### Exercise requirements
Restate every line of the material, word for word.

____ Extracted material

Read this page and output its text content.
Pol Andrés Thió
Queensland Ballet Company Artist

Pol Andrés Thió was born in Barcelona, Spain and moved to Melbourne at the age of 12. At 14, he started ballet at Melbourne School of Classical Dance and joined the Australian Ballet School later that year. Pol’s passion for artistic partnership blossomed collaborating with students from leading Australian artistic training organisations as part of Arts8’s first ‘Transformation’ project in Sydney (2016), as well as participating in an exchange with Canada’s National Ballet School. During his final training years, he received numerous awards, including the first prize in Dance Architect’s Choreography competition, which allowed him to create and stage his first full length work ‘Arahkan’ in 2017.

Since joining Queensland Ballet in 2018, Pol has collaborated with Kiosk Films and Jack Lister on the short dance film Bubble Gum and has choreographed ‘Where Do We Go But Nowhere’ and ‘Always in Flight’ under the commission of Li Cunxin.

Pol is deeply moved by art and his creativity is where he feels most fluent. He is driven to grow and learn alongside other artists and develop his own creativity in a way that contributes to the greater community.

________

### The answer
Read this page and output its text content.
Pol Andrés Thió
Queensland Ballet Company Artist

Pol Andrés Thió was born in Barcelona, Spain and moved to Melbourne at the age of 12. At 14, he started ballet at Melbourne School of Classical Dance and joined the Australian Ballet School later that year. Pol’s passion for artistic partnership blossomed collaborating with students from leading Australian artistic training organisations as part of Arts8’s first ‘Transformation’ project in Sydney (2016), as well as participating in an exchange with Canada’s National Ballet School. During his final training years, he received numerous awards, including the first prize in Dance Architect’s Choreography competition, which allowed him to create and stage his first full length work ‘Arahkan’ in 2017.

Since joining Queensland Ballet in 2018, Pol has collaborated with Kiosk Films and Jack Lister on the short dance film Bubble Gum and has choreographed ‘Where Do We Go But Nowhere’ and ‘Always in Flight’ under the commission of Li Cunxin.

Pol is deeply moved by art and his creativity is where he feels most fluent. He is driven to grow and learn alongside other artists and develop his own creativity in a way that contributes to the greater community.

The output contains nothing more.